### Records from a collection
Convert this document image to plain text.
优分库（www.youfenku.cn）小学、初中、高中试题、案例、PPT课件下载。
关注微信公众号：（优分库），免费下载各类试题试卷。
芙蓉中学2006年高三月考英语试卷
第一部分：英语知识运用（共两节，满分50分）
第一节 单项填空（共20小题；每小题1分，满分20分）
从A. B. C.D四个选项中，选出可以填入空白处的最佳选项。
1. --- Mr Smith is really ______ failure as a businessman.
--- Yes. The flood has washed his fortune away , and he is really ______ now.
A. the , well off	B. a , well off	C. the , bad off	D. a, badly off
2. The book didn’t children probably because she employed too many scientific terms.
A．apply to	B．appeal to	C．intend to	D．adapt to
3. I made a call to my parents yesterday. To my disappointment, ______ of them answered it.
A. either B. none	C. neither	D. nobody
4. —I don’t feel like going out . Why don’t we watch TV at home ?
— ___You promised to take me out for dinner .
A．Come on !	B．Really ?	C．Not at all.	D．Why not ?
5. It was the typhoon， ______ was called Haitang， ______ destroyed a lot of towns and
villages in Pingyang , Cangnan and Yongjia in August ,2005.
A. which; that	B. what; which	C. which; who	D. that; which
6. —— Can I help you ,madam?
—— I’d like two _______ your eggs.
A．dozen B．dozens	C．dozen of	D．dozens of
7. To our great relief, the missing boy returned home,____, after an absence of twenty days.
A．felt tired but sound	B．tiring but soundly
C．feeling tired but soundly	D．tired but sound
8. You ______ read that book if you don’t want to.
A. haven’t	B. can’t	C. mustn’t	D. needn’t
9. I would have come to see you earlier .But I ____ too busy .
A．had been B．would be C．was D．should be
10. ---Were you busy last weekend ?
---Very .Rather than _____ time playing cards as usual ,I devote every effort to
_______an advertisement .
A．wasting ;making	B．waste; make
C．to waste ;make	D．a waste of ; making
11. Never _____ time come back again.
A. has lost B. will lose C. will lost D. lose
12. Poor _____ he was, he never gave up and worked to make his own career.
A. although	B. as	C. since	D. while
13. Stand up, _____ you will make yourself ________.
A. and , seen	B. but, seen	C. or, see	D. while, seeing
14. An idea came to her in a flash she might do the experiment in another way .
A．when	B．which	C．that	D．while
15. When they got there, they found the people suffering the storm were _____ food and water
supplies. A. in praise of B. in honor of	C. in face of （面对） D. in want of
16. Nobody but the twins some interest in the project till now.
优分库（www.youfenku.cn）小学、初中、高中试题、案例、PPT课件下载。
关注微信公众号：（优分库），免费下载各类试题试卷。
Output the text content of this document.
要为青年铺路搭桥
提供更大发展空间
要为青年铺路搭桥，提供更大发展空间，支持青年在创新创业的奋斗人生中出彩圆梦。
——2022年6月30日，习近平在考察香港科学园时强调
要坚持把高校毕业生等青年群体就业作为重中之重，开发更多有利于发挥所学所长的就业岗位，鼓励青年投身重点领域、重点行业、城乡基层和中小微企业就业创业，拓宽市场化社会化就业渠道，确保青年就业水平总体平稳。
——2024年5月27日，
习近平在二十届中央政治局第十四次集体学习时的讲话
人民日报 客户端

### DESCRIPTION OF THE TASK
Scan the data for the word "this" and copy every line where it shows up.

### THE SOLUTION
Convert this document image to plain text.
Output the text content of this document.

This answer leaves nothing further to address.